▶ [Work to do] The records that follow are to be transcribed in full, without their images.

▶ [Input rows]
================

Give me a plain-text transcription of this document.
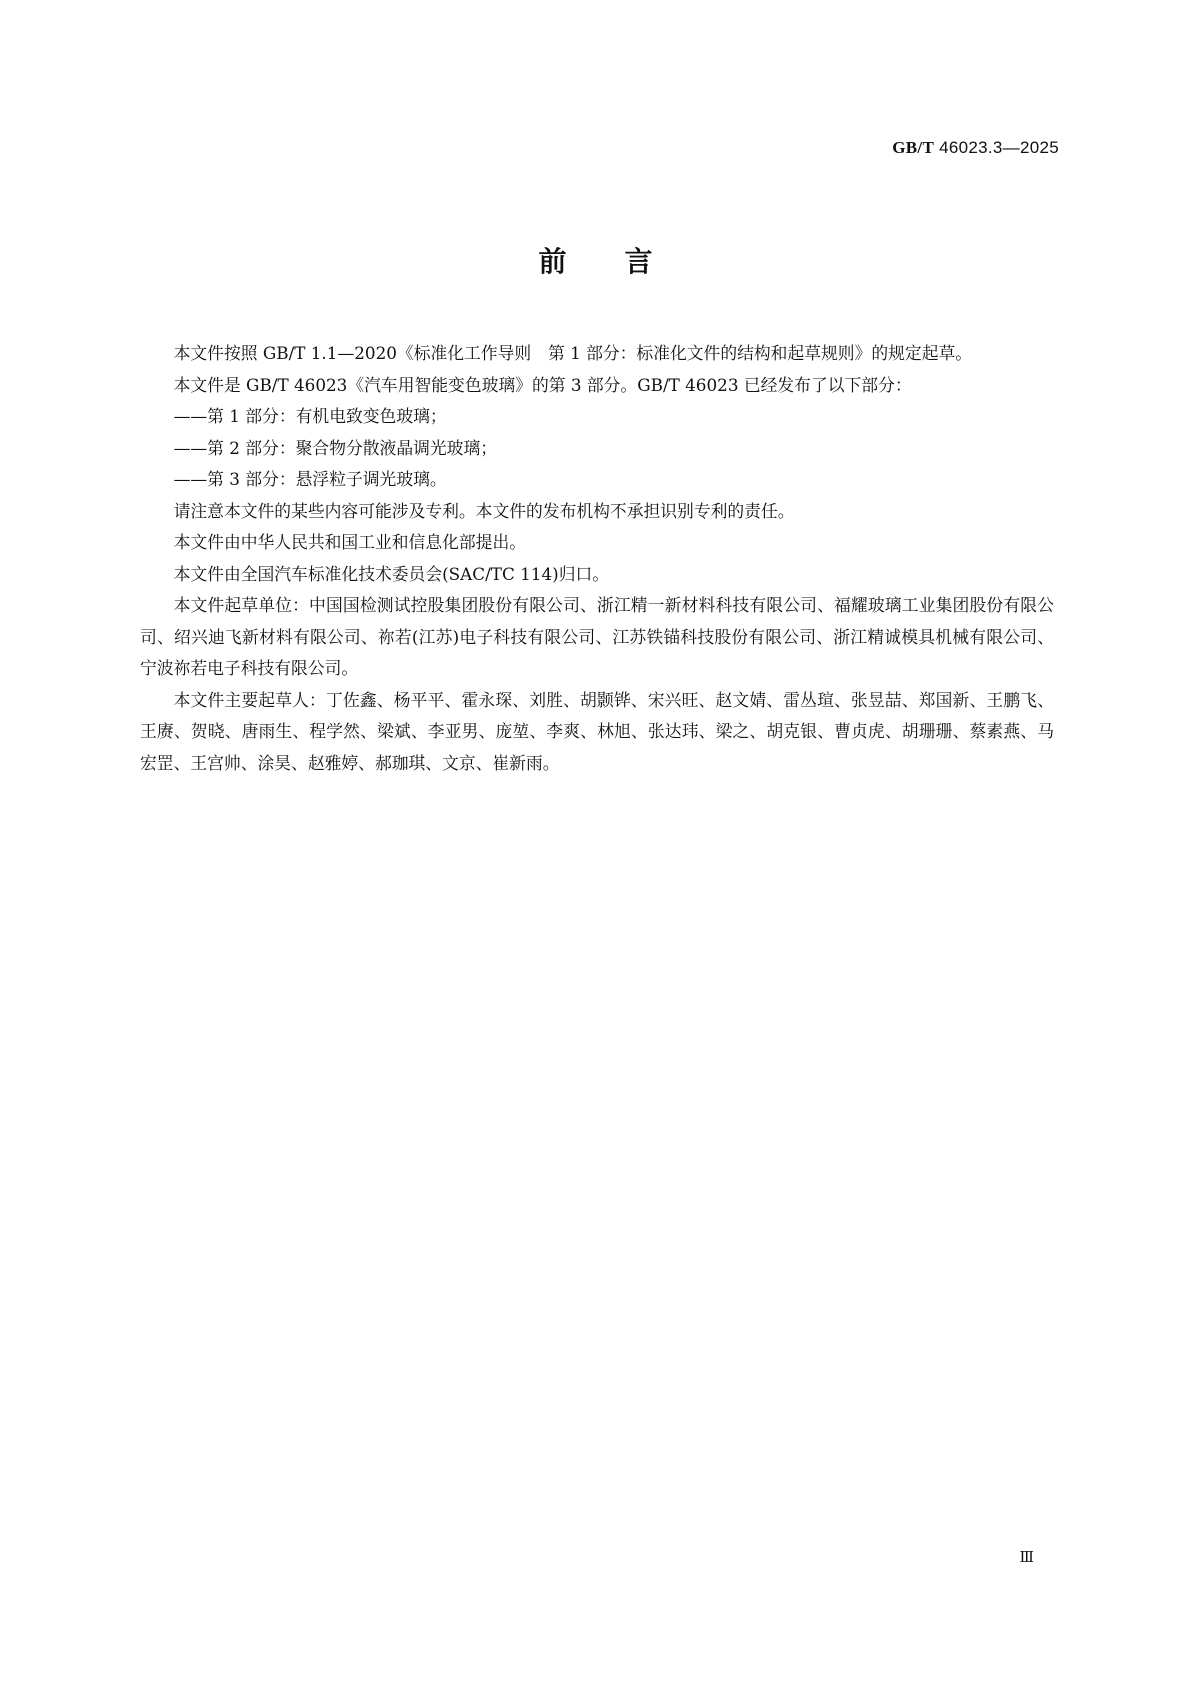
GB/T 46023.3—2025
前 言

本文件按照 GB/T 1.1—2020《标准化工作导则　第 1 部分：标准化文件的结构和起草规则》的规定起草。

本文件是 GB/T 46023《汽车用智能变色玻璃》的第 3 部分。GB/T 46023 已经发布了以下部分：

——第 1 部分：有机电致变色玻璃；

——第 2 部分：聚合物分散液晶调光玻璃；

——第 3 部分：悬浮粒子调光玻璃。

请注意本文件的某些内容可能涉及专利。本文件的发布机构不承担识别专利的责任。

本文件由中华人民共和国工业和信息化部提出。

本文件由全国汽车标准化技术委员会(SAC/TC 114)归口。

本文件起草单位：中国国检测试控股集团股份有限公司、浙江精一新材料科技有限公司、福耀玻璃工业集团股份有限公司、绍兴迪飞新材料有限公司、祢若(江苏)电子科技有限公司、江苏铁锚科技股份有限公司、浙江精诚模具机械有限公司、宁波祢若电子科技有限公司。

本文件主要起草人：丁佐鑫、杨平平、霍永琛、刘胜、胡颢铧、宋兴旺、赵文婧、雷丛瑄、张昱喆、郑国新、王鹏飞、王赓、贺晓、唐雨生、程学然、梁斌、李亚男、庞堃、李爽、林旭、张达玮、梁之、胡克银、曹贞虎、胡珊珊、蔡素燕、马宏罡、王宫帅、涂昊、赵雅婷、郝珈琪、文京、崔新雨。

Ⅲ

================

▶ [Answer to the task]
Give me a plain-text transcription of this document.
GB/T 46023.3—2025
前 言

本文件按照 GB/T 1.1—2020《标准化工作导则　第 1 部分：标准化文件的结构和起草规则》的规定起草。

本文件是 GB/T 46023《汽车用智能变色玻璃》的第 3 部分。GB/T 46023 已经发布了以下部分：

——第 1 部分：有机电致变色玻璃；

——第 2 部分：聚合物分散液晶调光玻璃；

——第 3 部分：悬浮粒子调光玻璃。

请注意本文件的某些内容可能涉及专利。本文件的发布机构不承担识别专利的责任。

本文件由中华人民共和国工业和信息化部提出。

本文件由全国汽车标准化技术委员会(SAC/TC 114)归口。

本文件起草单位：中国国检测试控股集团股份有限公司、浙江精一新材料科技有限公司、福耀玻璃工业集团股份有限公司、绍兴迪飞新材料有限公司、祢若(江苏)电子科技有限公司、江苏铁锚科技股份有限公司、浙江精诚模具机械有限公司、宁波祢若电子科技有限公司。

本文件主要起草人：丁佐鑫、杨平平、霍永琛、刘胜、胡颢铧、宋兴旺、赵文婧、雷丛瑄、张昱喆、郑国新、王鹏飞、王赓、贺晓、唐雨生、程学然、梁斌、李亚男、庞堃、李爽、林旭、张达玮、梁之、胡克银、曹贞虎、胡珊珊、蔡素燕、马宏罡、王宫帅、涂昊、赵雅婷、郝珈琪、文京、崔新雨。

Ⅲ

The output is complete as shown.